> [What you have to do]:
Using the word "title" as the filter, copy each matching line from the records.

------------

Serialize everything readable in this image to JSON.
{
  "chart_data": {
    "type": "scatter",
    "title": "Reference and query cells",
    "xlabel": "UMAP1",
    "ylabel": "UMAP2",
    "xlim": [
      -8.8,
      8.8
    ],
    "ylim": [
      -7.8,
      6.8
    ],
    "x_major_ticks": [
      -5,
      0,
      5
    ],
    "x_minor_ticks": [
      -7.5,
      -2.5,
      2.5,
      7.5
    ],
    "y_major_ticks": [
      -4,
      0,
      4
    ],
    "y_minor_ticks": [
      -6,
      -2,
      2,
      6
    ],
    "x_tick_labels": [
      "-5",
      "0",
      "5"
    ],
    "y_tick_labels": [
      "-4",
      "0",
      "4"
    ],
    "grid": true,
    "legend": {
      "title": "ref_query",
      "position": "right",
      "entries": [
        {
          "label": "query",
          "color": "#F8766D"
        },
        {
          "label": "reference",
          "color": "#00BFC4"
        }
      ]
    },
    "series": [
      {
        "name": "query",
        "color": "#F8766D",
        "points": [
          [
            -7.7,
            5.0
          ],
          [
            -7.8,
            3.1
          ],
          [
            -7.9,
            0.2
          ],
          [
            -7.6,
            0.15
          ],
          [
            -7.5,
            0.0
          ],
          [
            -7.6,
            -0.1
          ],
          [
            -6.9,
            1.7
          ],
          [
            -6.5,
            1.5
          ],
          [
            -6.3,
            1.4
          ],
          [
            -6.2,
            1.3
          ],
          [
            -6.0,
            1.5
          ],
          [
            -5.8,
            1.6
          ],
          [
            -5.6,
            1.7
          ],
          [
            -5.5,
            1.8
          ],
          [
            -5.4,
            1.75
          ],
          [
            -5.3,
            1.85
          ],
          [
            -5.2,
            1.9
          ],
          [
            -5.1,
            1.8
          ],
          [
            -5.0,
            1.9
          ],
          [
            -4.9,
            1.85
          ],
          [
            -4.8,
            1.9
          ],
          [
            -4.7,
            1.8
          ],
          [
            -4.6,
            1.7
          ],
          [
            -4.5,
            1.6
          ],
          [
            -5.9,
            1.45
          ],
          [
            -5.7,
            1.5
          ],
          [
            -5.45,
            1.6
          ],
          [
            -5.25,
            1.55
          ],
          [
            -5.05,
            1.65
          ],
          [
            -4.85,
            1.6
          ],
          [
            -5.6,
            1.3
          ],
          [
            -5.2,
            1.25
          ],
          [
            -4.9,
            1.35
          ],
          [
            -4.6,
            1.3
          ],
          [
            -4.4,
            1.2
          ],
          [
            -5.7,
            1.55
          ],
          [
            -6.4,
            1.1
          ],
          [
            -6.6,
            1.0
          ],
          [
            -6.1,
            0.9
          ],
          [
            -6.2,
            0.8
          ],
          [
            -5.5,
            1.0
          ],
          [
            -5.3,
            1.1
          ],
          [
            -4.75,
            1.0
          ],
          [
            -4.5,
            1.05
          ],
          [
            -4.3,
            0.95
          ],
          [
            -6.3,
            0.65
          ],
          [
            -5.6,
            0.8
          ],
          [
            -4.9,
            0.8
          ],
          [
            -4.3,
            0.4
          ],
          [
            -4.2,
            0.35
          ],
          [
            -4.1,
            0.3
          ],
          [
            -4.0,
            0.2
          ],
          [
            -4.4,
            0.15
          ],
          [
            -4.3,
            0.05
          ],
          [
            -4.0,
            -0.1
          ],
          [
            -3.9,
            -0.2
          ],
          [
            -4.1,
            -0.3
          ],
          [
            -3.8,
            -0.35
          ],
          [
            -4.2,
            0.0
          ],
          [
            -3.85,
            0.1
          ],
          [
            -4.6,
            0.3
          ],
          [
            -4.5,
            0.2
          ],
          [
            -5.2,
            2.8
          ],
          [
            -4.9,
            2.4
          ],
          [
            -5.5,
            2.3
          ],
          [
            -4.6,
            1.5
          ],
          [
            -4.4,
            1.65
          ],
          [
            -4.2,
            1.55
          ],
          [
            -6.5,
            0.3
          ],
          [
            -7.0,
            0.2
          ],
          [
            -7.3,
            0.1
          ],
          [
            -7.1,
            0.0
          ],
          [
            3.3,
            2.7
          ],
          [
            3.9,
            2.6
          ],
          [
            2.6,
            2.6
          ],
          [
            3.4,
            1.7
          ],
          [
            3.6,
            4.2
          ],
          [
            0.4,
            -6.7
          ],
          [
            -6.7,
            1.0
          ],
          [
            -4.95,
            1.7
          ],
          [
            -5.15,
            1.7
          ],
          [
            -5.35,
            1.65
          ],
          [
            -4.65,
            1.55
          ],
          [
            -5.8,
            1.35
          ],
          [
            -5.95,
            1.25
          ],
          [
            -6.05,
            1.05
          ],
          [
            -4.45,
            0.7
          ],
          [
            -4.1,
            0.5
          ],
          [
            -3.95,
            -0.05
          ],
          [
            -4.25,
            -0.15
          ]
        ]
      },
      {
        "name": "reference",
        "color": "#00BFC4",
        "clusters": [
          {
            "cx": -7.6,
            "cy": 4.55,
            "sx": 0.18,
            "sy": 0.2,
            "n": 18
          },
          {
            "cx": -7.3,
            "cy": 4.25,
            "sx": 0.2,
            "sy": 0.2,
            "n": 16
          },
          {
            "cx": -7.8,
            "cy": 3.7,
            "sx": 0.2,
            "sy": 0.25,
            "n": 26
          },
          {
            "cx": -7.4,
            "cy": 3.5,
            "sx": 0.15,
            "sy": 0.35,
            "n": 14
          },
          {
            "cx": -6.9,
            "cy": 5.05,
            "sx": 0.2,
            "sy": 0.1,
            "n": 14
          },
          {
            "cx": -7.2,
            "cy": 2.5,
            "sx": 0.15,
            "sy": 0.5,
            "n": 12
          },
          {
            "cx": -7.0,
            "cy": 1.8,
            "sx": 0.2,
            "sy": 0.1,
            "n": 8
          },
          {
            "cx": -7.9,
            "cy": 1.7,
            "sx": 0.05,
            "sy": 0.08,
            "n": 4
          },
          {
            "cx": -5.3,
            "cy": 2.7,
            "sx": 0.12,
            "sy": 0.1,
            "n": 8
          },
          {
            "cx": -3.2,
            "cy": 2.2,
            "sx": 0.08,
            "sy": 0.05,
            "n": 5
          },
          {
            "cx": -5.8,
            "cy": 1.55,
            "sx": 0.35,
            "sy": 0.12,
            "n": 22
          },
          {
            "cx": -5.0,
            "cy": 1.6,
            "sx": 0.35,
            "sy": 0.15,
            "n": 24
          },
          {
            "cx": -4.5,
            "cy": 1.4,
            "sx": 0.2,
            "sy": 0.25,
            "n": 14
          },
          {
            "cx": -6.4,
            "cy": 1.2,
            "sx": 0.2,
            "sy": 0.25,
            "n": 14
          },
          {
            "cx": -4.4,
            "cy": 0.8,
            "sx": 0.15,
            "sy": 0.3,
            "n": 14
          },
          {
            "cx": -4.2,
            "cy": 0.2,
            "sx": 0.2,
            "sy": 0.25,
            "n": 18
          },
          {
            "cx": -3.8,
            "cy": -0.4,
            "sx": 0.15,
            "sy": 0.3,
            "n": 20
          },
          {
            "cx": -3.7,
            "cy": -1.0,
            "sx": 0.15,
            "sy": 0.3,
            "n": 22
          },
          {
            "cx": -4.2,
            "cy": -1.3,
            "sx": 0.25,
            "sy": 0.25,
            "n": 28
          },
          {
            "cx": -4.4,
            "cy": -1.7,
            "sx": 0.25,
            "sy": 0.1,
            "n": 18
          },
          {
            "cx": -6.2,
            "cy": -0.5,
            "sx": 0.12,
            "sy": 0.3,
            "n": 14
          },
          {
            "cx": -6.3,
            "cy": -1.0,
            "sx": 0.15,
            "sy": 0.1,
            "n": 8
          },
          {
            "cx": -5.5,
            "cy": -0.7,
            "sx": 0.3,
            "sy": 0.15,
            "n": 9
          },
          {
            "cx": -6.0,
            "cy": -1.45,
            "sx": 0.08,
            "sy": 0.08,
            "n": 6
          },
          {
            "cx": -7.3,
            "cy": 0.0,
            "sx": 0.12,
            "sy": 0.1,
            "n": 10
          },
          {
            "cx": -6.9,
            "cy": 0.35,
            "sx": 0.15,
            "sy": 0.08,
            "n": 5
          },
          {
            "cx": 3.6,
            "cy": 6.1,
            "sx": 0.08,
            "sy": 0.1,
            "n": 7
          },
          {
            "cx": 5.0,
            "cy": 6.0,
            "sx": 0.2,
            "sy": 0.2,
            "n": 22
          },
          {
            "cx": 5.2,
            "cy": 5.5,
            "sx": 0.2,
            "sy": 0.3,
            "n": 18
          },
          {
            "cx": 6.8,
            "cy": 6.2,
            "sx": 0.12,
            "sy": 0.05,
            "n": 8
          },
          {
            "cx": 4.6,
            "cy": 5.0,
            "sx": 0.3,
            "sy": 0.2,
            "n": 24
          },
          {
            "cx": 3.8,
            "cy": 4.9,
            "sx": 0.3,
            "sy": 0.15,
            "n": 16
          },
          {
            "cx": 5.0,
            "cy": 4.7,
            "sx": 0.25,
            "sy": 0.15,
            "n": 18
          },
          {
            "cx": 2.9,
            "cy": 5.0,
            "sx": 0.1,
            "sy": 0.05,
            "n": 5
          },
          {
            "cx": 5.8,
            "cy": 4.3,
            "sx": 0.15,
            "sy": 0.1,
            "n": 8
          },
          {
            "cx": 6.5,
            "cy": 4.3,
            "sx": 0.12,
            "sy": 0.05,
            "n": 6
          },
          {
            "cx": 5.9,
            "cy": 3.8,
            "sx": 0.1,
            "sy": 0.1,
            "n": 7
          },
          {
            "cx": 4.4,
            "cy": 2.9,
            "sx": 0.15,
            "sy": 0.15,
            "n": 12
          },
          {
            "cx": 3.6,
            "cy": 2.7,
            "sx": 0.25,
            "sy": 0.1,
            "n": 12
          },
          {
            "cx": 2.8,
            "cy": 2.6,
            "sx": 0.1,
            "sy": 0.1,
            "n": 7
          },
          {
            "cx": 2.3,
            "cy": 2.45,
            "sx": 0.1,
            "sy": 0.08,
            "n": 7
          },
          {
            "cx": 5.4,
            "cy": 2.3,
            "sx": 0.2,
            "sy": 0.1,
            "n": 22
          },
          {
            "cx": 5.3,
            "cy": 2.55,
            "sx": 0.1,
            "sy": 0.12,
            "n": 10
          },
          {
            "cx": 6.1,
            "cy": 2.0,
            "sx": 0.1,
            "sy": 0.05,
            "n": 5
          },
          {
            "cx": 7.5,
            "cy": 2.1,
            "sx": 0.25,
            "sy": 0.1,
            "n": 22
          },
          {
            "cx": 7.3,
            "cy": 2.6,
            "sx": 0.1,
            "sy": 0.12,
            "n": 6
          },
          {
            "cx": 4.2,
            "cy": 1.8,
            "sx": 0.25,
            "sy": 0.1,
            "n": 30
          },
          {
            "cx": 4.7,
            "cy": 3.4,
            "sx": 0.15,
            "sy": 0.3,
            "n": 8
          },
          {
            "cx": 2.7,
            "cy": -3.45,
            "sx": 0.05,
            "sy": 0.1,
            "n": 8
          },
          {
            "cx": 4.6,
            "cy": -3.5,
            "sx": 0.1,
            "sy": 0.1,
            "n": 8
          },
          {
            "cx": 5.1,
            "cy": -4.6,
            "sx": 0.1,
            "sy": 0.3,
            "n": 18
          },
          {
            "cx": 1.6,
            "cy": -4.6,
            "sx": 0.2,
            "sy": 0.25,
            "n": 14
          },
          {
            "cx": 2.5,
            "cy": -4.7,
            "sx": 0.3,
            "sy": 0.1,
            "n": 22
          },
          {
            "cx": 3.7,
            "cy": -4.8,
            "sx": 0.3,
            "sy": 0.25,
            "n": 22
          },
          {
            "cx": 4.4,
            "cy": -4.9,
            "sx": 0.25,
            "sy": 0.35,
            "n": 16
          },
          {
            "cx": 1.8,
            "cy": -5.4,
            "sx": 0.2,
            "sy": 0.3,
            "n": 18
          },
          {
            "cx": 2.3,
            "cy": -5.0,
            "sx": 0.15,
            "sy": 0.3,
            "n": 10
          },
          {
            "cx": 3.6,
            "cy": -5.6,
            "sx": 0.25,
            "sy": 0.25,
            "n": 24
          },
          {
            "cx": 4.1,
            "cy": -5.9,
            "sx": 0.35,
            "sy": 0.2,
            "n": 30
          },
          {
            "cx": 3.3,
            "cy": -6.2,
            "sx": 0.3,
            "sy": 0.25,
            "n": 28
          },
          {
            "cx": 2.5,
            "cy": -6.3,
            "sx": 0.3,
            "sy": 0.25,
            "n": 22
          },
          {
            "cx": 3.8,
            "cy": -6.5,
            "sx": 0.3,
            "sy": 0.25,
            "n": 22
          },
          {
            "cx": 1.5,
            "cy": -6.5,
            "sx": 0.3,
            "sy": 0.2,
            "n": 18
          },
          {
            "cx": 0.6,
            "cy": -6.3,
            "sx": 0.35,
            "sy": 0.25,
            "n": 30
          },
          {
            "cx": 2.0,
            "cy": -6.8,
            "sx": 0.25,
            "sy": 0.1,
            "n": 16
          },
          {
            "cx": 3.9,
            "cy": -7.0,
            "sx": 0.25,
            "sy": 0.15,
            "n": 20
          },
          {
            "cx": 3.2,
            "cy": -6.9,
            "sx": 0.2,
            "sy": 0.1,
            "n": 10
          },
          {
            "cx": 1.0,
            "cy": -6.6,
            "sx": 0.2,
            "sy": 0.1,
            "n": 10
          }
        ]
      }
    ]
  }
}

------------

> [Expected output]:
    "title": "Reference and query cells",
      "title": "ref_query",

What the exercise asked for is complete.